━━━━━ Record excerpts

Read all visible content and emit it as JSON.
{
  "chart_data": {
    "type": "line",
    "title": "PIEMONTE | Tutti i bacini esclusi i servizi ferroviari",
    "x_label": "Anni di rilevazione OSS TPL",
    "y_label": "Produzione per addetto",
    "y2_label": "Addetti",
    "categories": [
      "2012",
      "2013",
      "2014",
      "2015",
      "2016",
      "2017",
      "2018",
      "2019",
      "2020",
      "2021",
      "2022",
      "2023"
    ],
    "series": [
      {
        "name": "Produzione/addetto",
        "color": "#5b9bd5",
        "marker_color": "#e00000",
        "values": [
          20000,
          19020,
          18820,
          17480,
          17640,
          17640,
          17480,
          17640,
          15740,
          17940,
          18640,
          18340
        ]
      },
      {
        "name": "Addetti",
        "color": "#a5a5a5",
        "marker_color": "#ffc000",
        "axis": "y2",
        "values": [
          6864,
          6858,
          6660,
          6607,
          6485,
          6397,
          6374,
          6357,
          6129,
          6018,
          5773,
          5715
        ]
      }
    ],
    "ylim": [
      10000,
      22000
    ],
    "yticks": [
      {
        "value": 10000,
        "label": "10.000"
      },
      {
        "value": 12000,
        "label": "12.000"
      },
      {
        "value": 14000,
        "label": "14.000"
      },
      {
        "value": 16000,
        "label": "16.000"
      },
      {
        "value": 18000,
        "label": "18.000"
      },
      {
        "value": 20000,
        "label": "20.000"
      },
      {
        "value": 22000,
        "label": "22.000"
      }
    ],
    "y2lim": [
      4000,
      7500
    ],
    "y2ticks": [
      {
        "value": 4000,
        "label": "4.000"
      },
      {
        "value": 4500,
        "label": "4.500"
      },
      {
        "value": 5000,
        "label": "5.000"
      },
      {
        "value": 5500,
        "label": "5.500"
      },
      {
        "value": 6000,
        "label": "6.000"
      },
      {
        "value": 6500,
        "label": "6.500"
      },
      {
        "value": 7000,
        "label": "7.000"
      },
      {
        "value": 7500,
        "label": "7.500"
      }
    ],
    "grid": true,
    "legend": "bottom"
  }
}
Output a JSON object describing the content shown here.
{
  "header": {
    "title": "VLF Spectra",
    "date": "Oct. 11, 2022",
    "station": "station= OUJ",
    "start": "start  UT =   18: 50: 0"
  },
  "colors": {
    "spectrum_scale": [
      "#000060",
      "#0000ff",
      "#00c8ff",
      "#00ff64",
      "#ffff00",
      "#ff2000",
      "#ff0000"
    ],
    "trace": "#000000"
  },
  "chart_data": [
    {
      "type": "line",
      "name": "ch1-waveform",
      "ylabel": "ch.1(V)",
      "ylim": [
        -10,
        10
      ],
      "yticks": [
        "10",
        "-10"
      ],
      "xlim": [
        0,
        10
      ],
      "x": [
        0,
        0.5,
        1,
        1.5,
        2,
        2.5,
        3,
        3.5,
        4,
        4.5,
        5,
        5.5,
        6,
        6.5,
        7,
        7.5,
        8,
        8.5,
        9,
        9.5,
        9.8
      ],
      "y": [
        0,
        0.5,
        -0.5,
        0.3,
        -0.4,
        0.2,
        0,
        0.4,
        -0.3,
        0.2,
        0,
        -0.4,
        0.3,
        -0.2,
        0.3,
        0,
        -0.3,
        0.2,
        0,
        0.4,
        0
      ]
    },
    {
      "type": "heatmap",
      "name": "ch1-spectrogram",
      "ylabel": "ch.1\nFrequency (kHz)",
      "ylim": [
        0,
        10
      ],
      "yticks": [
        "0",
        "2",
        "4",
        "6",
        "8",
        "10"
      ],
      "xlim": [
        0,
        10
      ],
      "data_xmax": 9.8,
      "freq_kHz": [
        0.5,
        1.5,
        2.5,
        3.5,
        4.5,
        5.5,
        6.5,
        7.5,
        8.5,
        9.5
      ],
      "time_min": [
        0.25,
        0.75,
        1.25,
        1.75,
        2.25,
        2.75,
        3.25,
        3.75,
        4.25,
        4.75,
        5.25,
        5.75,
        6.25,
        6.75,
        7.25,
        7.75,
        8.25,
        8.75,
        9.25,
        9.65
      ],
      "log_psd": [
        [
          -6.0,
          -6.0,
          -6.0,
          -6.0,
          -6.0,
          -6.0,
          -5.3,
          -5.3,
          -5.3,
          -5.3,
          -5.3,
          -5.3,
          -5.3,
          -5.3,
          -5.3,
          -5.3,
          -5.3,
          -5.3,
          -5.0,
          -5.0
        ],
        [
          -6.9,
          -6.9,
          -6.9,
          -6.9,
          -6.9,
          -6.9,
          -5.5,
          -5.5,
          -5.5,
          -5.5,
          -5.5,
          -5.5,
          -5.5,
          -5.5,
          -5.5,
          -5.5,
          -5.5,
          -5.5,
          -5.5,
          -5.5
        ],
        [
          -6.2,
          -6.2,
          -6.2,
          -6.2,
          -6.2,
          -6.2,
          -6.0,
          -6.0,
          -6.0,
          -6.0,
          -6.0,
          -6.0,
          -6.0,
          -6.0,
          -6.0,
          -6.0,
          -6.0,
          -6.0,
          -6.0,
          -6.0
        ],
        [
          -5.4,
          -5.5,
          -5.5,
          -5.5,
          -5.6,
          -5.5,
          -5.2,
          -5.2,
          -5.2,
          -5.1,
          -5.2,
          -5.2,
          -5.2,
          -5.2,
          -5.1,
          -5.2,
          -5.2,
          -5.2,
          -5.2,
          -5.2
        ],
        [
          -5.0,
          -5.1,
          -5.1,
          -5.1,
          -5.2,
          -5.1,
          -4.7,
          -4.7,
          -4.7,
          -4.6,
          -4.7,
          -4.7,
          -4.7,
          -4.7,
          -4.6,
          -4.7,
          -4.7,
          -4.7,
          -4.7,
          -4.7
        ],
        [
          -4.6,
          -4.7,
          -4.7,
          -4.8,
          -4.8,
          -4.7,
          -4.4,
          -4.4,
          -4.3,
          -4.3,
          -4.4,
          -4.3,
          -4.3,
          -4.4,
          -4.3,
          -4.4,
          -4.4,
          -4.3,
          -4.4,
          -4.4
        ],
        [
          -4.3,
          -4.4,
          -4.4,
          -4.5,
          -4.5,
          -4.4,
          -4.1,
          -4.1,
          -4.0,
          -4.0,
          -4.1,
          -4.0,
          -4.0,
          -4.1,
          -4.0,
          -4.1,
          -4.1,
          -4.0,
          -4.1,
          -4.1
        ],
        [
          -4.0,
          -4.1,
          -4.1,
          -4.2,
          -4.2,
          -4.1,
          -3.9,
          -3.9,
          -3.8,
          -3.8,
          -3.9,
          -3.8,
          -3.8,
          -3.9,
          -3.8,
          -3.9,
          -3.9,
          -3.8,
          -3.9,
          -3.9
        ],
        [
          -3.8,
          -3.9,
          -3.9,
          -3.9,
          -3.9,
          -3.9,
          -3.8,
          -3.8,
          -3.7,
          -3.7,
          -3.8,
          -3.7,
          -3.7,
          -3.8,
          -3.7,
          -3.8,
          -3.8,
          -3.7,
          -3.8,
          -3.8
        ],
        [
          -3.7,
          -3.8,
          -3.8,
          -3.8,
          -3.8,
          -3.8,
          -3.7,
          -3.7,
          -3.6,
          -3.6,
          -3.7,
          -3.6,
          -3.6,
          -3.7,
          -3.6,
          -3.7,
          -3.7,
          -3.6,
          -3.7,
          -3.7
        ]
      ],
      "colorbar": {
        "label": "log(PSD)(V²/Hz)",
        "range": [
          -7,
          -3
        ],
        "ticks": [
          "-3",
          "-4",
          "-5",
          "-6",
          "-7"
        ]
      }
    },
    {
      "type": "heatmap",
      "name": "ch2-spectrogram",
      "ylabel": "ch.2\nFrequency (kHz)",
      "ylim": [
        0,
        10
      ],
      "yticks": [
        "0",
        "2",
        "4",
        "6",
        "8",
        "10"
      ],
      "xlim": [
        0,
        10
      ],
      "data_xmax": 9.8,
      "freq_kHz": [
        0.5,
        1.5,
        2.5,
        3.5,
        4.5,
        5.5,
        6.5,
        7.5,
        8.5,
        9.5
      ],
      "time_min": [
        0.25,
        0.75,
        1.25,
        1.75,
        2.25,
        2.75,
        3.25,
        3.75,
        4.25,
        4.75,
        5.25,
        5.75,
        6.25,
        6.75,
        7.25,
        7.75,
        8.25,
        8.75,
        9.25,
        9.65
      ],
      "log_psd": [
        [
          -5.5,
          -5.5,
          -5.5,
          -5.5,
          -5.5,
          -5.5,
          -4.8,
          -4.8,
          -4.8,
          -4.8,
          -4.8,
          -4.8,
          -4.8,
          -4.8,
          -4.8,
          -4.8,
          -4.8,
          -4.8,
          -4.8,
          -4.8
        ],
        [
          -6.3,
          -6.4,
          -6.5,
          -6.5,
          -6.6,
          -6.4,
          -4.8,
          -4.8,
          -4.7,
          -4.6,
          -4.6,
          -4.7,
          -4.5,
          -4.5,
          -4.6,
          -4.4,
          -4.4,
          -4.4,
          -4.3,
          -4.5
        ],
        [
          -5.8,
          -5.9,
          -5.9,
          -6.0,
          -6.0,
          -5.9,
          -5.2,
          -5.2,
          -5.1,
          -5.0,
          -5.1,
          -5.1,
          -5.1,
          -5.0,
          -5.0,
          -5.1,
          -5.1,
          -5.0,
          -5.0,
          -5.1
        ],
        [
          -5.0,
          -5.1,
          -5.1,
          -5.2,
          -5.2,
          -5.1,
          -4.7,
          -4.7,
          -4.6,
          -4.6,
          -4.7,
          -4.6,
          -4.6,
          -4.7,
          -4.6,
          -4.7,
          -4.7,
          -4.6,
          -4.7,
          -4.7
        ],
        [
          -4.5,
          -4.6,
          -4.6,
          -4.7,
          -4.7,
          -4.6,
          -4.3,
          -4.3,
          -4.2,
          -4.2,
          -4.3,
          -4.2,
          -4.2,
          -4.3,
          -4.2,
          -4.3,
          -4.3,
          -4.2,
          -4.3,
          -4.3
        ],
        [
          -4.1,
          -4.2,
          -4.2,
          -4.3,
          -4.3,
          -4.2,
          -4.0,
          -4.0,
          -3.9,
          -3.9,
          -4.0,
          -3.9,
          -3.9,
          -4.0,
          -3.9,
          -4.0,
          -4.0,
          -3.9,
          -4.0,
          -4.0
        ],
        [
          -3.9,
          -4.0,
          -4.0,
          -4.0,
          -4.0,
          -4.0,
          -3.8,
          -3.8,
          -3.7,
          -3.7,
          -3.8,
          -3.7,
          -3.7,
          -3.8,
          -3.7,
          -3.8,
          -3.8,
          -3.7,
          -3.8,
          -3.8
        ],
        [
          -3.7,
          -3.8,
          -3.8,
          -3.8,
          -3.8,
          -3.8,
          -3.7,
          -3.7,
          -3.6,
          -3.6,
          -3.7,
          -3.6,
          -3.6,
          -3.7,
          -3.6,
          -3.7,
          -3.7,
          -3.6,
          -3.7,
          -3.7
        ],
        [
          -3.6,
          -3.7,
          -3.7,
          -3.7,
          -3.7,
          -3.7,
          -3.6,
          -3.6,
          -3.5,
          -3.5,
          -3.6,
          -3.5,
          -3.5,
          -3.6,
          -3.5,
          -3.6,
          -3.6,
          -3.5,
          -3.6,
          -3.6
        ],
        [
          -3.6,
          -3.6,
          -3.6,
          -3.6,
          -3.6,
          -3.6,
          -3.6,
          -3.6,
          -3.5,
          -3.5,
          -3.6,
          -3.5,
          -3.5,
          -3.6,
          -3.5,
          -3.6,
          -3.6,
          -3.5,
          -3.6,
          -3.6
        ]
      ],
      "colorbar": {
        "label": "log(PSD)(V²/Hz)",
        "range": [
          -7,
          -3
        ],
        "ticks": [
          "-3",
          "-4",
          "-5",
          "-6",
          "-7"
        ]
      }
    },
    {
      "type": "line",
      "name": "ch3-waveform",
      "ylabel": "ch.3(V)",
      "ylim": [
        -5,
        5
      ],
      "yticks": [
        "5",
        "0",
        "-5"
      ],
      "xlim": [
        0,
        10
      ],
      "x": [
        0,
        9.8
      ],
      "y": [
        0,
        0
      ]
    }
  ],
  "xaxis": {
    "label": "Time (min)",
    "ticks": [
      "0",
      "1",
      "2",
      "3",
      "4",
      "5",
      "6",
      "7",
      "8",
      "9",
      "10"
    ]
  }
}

━━━━━━━━━━

**What the exercise asks**
Reproduce each line from the records that contains the word "JSON".

**Reply to the exercise**
Read all visible content and emit it as JSON.
Output a JSON object describing the content shown here.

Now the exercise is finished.